- Data shown:
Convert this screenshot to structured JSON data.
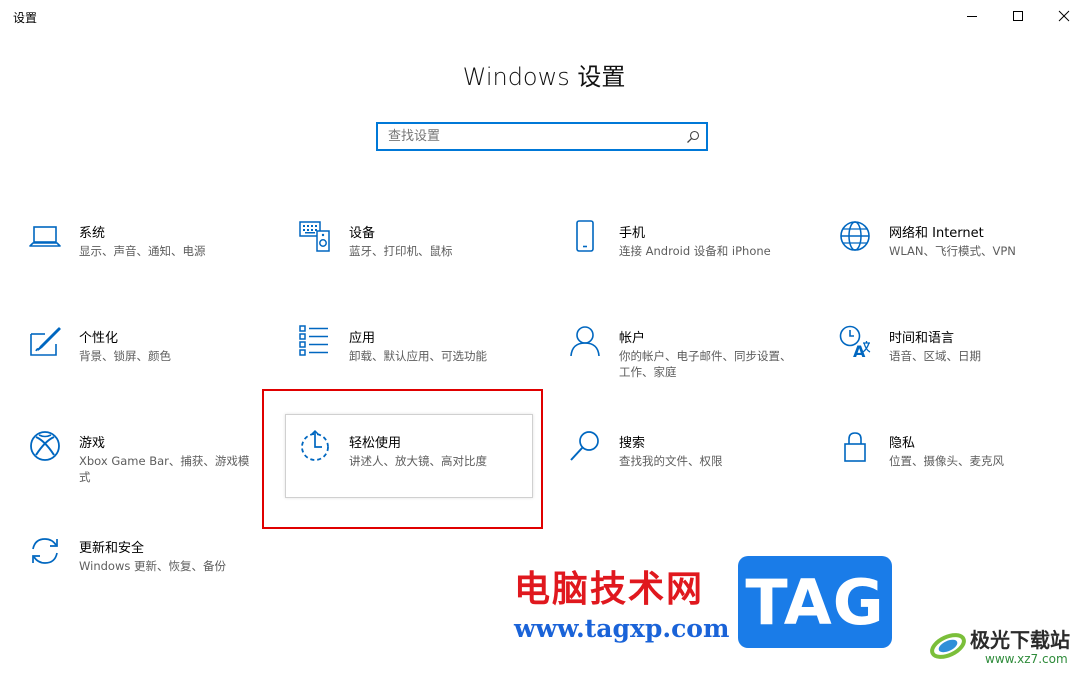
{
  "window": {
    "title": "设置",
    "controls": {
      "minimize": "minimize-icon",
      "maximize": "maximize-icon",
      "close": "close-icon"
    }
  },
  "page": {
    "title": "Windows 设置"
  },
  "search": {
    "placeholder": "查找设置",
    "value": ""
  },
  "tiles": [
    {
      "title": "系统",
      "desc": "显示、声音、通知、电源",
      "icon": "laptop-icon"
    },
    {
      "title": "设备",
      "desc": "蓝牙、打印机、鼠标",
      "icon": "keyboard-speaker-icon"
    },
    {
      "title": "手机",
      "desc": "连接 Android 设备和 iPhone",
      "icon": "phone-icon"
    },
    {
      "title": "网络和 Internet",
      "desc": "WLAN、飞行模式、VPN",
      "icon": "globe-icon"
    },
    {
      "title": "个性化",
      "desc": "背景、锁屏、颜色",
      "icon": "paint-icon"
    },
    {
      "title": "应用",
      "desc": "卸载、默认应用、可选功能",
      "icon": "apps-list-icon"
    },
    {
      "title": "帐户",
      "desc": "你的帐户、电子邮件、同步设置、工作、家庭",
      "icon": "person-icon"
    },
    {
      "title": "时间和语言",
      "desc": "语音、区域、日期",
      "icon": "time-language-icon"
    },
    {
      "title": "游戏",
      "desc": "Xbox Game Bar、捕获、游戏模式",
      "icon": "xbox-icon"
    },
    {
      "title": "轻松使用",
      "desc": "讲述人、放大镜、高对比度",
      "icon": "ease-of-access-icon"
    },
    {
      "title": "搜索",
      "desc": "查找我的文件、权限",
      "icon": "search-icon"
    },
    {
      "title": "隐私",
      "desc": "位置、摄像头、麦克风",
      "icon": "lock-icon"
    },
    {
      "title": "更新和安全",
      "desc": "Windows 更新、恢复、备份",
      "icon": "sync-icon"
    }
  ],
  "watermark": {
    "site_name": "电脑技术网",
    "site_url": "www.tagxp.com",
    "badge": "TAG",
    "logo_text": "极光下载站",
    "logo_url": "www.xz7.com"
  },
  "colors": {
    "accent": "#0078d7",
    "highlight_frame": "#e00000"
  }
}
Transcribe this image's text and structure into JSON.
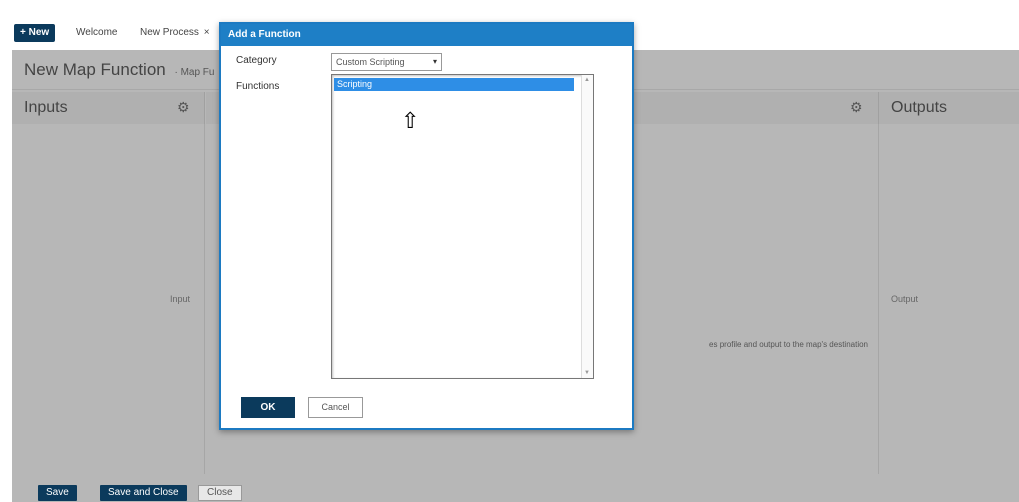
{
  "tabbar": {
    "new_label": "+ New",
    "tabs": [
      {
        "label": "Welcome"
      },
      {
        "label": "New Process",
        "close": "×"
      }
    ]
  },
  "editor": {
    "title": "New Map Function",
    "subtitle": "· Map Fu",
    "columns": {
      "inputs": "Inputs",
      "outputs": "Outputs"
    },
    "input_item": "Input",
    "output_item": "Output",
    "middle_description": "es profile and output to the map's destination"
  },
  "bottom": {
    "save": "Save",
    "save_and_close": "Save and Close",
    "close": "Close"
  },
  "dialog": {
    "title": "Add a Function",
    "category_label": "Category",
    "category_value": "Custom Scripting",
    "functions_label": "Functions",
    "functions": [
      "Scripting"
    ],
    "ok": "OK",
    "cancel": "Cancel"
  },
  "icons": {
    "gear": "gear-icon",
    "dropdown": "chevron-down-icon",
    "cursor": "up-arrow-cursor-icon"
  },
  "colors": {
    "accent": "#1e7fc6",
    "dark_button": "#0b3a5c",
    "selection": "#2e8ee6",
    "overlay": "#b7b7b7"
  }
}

- Task prompt:
Copy out all the records exactly, excluding pictures.

- Finished answer:
Convert this screenshot to structured JSON data.
{
  "window": {
    "title": "设置",
    "controls": {
      "minimize": "minimize-icon",
      "maximize": "maximize-icon",
      "close": "close-icon"
    }
  },
  "page": {
    "title": "Windows 设置"
  },
  "search": {
    "placeholder": "查找设置",
    "value": ""
  },
  "tiles": [
    {
      "title": "系统",
      "desc": "显示、声音、通知、电源",
      "icon": "laptop-icon"
    },
    {
      "title": "设备",
      "desc": "蓝牙、打印机、鼠标",
      "icon": "keyboard-speaker-icon"
    },
    {
      "title": "手机",
      "desc": "连接 Android 设备和 iPhone",
      "icon": "phone-icon"
    },
    {
      "title": "网络和 Internet",
      "desc": "WLAN、飞行模式、VPN",
      "icon": "globe-icon"
    },
    {
      "title": "个性化",
      "desc": "背景、锁屏、颜色",
      "icon": "paint-icon"
    },
    {
      "title": "应用",
      "desc": "卸载、默认应用、可选功能",
      "icon": "apps-list-icon"
    },
    {
      "title": "帐户",
      "desc": "你的帐户、电子邮件、同步设置、工作、家庭",
      "icon": "person-icon"
    },
    {
      "title": "时间和语言",
      "desc": "语音、区域、日期",
      "icon": "time-language-icon"
    },
    {
      "title": "游戏",
      "desc": "Xbox Game Bar、捕获、游戏模式",
      "icon": "xbox-icon"
    },
    {
      "title": "轻松使用",
      "desc": "讲述人、放大镜、高对比度",
      "icon": "ease-of-access-icon"
    },
    {
      "title": "搜索",
      "desc": "查找我的文件、权限",
      "icon": "search-icon"
    },
    {
      "title": "隐私",
      "desc": "位置、摄像头、麦克风",
      "icon": "lock-icon"
    },
    {
      "title": "更新和安全",
      "desc": "Windows 更新、恢复、备份",
      "icon": "sync-icon"
    }
  ],
  "watermark": {
    "site_name": "电脑技术网",
    "site_url": "www.tagxp.com",
    "badge": "TAG",
    "logo_text": "极光下载站",
    "logo_url": "www.xz7.com"
  },
  "colors": {
    "accent": "#0078d7",
    "highlight_frame": "#e00000"
  }
}
Transcribe this image's text and structure into JSON.
{
  "tabbar": {
    "new_label": "+ New",
    "tabs": [
      {
        "label": "Welcome"
      },
      {
        "label": "New Process",
        "close": "×"
      }
    ]
  },
  "editor": {
    "title": "New Map Function",
    "subtitle": "· Map Fu",
    "columns": {
      "inputs": "Inputs",
      "outputs": "Outputs"
    },
    "input_item": "Input",
    "output_item": "Output",
    "middle_description": "es profile and output to the map's destination"
  },
  "bottom": {
    "save": "Save",
    "save_and_close": "Save and Close",
    "close": "Close"
  },
  "dialog": {
    "title": "Add a Function",
    "category_label": "Category",
    "category_value": "Custom Scripting",
    "functions_label": "Functions",
    "functions": [
      "Scripting"
    ],
    "ok": "OK",
    "cancel": "Cancel"
  },
  "icons": {
    "gear": "gear-icon",
    "dropdown": "chevron-down-icon",
    "cursor": "up-arrow-cursor-icon"
  },
  "colors": {
    "accent": "#1e7fc6",
    "dark_button": "#0b3a5c",
    "selection": "#2e8ee6",
    "overlay": "#b7b7b7"
  }
}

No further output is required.